Problem to work on: Return the records, each one exactly as written.
— start of Source records —
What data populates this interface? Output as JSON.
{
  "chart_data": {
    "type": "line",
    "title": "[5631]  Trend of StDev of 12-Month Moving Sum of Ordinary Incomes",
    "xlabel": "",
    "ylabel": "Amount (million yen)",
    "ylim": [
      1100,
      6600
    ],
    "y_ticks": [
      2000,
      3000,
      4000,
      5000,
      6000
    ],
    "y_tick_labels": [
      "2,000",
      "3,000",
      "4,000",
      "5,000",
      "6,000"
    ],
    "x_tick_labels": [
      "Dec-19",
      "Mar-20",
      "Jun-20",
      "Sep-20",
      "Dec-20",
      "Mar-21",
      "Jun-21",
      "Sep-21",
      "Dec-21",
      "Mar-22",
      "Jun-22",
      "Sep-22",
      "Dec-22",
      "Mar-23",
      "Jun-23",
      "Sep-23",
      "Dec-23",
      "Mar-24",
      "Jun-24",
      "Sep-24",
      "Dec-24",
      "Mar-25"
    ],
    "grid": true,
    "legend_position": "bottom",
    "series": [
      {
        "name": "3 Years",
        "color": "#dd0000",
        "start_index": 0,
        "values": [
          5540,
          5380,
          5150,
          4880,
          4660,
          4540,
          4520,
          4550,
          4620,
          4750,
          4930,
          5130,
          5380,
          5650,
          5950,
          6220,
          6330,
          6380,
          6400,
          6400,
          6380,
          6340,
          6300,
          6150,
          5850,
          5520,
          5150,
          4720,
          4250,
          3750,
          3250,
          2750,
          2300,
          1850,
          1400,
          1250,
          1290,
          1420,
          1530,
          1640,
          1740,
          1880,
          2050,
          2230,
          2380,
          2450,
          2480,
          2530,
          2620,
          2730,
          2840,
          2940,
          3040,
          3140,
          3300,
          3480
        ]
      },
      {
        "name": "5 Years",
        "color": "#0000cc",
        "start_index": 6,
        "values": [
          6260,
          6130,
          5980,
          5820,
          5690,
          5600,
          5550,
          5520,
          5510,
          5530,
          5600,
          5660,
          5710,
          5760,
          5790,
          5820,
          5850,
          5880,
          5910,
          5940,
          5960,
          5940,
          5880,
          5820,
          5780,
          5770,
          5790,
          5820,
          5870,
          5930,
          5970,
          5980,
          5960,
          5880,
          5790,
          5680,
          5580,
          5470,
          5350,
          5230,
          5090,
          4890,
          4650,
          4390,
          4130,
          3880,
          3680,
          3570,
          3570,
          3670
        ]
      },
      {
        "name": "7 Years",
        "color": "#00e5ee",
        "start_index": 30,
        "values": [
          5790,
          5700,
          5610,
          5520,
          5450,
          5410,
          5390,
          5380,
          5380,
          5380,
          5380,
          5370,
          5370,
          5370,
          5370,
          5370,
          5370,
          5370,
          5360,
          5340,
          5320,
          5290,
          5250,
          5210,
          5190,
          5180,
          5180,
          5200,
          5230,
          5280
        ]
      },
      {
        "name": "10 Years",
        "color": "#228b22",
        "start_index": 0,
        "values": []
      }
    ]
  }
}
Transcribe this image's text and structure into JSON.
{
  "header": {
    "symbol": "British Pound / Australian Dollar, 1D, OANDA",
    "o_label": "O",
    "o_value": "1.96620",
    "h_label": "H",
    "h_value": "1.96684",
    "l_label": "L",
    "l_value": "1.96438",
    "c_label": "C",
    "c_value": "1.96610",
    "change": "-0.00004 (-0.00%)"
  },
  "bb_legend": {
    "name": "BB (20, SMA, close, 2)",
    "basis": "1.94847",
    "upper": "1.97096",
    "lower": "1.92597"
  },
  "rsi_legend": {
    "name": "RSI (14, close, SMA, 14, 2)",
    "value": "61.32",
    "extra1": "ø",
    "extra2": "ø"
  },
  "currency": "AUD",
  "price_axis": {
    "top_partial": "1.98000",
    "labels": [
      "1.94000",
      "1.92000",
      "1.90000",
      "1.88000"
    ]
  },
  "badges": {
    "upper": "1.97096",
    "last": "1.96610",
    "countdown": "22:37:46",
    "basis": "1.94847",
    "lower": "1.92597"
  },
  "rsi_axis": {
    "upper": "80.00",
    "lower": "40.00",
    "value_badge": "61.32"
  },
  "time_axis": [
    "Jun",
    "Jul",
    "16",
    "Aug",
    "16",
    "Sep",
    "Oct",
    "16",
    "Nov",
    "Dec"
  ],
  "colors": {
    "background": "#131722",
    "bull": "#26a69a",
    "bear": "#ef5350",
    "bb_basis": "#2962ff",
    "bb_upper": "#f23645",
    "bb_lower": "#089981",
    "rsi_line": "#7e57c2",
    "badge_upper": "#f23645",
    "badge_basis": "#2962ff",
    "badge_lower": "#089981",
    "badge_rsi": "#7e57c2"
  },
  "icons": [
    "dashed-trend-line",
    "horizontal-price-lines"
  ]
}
— end of Source records —
Result:
What data populates this interface? Output as JSON.
{
  "chart_data": {
    "type": "line",
    "title": "[5631]  Trend of StDev of 12-Month Moving Sum of Ordinary Incomes",
    "xlabel": "",
    "ylabel": "Amount (million yen)",
    "ylim": [
      1100,
      6600
    ],
    "y_ticks": [
      2000,
      3000,
      4000,
      5000,
      6000
    ],
    "y_tick_labels": [
      "2,000",
      "3,000",
      "4,000",
      "5,000",
      "6,000"
    ],
    "x_tick_labels": [
      "Dec-19",
      "Mar-20",
      "Jun-20",
      "Sep-20",
      "Dec-20",
      "Mar-21",
      "Jun-21",
      "Sep-21",
      "Dec-21",
      "Mar-22",
      "Jun-22",
      "Sep-22",
      "Dec-22",
      "Mar-23",
      "Jun-23",
      "Sep-23",
      "Dec-23",
      "Mar-24",
      "Jun-24",
      "Sep-24",
      "Dec-24",
      "Mar-25"
    ],
    "grid": true,
    "legend_position": "bottom",
    "series": [
      {
        "name": "3 Years",
        "color": "#dd0000",
        "start_index": 0,
        "values": [
          5540,
          5380,
          5150,
          4880,
          4660,
          4540,
          4520,
          4550,
          4620,
          4750,
          4930,
          5130,
          5380,
          5650,
          5950,
          6220,
          6330,
          6380,
          6400,
          6400,
          6380,
          6340,
          6300,
          6150,
          5850,
          5520,
          5150,
          4720,
          4250,
          3750,
          3250,
          2750,
          2300,
          1850,
          1400,
          1250,
          1290,
          1420,
          1530,
          1640,
          1740,
          1880,
          2050,
          2230,
          2380,
          2450,
          2480,
          2530,
          2620,
          2730,
          2840,
          2940,
          3040,
          3140,
          3300,
          3480
        ]
      },
      {
        "name": "5 Years",
        "color": "#0000cc",
        "start_index": 6,
        "values": [
          6260,
          6130,
          5980,
          5820,
          5690,
          5600,
          5550,
          5520,
          5510,
          5530,
          5600,
          5660,
          5710,
          5760,
          5790,
          5820,
          5850,
          5880,
          5910,
          5940,
          5960,
          5940,
          5880,
          5820,
          5780,
          5770,
          5790,
          5820,
          5870,
          5930,
          5970,
          5980,
          5960,
          5880,
          5790,
          5680,
          5580,
          5470,
          5350,
          5230,
          5090,
          4890,
          4650,
          4390,
          4130,
          3880,
          3680,
          3570,
          3570,
          3670
        ]
      },
      {
        "name": "7 Years",
        "color": "#00e5ee",
        "start_index": 30,
        "values": [
          5790,
          5700,
          5610,
          5520,
          5450,
          5410,
          5390,
          5380,
          5380,
          5380,
          5380,
          5370,
          5370,
          5370,
          5370,
          5370,
          5370,
          5370,
          5360,
          5340,
          5320,
          5290,
          5250,
          5210,
          5190,
          5180,
          5180,
          5200,
          5230,
          5280
        ]
      },
      {
        "name": "10 Years",
        "color": "#228b22",
        "start_index": 0,
        "values": []
      }
    ]
  }
}
Transcribe this image's text and structure into JSON.
{
  "header": {
    "symbol": "British Pound / Australian Dollar, 1D, OANDA",
    "o_label": "O",
    "o_value": "1.96620",
    "h_label": "H",
    "h_value": "1.96684",
    "l_label": "L",
    "l_value": "1.96438",
    "c_label": "C",
    "c_value": "1.96610",
    "change": "-0.00004 (-0.00%)"
  },
  "bb_legend": {
    "name": "BB (20, SMA, close, 2)",
    "basis": "1.94847",
    "upper": "1.97096",
    "lower": "1.92597"
  },
  "rsi_legend": {
    "name": "RSI (14, close, SMA, 14, 2)",
    "value": "61.32",
    "extra1": "ø",
    "extra2": "ø"
  },
  "currency": "AUD",
  "price_axis": {
    "top_partial": "1.98000",
    "labels": [
      "1.94000",
      "1.92000",
      "1.90000",
      "1.88000"
    ]
  },
  "badges": {
    "upper": "1.97096",
    "last": "1.96610",
    "countdown": "22:37:46",
    "basis": "1.94847",
    "lower": "1.92597"
  },
  "rsi_axis": {
    "upper": "80.00",
    "lower": "40.00",
    "value_badge": "61.32"
  },
  "time_axis": [
    "Jun",
    "Jul",
    "16",
    "Aug",
    "16",
    "Sep",
    "Oct",
    "16",
    "Nov",
    "Dec"
  ],
  "colors": {
    "background": "#131722",
    "bull": "#26a69a",
    "bear": "#ef5350",
    "bb_basis": "#2962ff",
    "bb_upper": "#f23645",
    "bb_lower": "#089981",
    "rsi_line": "#7e57c2",
    "badge_upper": "#f23645",
    "badge_basis": "#2962ff",
    "badge_lower": "#089981",
    "badge_rsi": "#7e57c2"
  },
  "icons": [
    "dashed-trend-line",
    "horizontal-price-lines"
  ]
}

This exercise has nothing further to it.